Tally the lines that hold the string "edit", and reply with the count alone.

---

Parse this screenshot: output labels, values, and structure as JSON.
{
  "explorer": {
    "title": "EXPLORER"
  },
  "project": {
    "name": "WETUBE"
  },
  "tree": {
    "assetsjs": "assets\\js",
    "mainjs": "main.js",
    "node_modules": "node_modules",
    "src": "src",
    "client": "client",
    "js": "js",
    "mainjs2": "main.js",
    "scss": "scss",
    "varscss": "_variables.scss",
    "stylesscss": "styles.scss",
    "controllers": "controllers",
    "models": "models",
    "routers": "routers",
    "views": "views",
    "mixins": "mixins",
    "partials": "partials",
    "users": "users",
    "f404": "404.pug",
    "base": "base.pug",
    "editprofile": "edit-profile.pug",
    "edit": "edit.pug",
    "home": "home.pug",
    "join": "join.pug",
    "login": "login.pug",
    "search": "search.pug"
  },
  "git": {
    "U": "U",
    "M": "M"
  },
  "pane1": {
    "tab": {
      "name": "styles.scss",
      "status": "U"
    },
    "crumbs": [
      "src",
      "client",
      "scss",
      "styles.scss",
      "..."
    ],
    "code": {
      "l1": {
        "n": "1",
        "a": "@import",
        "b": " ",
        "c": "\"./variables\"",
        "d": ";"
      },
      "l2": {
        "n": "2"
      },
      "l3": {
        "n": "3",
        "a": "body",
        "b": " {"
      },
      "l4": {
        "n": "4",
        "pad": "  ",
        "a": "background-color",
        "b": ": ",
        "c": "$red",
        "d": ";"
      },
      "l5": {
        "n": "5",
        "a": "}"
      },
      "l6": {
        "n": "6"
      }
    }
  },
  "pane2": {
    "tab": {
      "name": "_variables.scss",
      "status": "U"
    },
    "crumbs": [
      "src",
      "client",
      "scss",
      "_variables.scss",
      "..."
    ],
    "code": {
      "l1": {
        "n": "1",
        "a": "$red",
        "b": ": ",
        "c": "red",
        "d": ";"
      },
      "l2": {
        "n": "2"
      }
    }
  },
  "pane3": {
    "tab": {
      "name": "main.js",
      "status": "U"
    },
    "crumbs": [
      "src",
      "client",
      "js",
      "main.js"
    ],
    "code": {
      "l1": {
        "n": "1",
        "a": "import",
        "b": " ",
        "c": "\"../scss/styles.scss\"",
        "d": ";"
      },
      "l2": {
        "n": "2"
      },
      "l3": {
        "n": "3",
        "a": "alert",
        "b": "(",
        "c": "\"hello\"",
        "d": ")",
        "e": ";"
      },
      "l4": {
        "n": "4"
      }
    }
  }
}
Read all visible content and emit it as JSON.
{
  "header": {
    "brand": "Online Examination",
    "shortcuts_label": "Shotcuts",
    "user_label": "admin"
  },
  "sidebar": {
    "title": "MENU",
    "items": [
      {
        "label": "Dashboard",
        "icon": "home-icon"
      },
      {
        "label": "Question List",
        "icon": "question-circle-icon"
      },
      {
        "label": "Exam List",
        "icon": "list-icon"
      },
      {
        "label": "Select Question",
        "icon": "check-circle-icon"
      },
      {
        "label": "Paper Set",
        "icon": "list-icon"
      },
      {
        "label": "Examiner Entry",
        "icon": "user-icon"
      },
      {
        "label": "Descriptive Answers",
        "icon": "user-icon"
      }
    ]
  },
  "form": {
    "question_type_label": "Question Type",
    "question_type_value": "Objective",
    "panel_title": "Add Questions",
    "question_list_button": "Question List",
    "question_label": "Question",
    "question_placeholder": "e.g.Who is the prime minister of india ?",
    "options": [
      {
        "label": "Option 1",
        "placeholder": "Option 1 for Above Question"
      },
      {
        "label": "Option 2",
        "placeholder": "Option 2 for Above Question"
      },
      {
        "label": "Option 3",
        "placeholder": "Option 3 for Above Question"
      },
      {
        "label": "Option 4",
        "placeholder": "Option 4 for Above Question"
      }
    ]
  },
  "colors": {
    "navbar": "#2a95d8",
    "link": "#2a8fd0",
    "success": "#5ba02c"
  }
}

---

ANSWER TO THIS PROBLEM: 2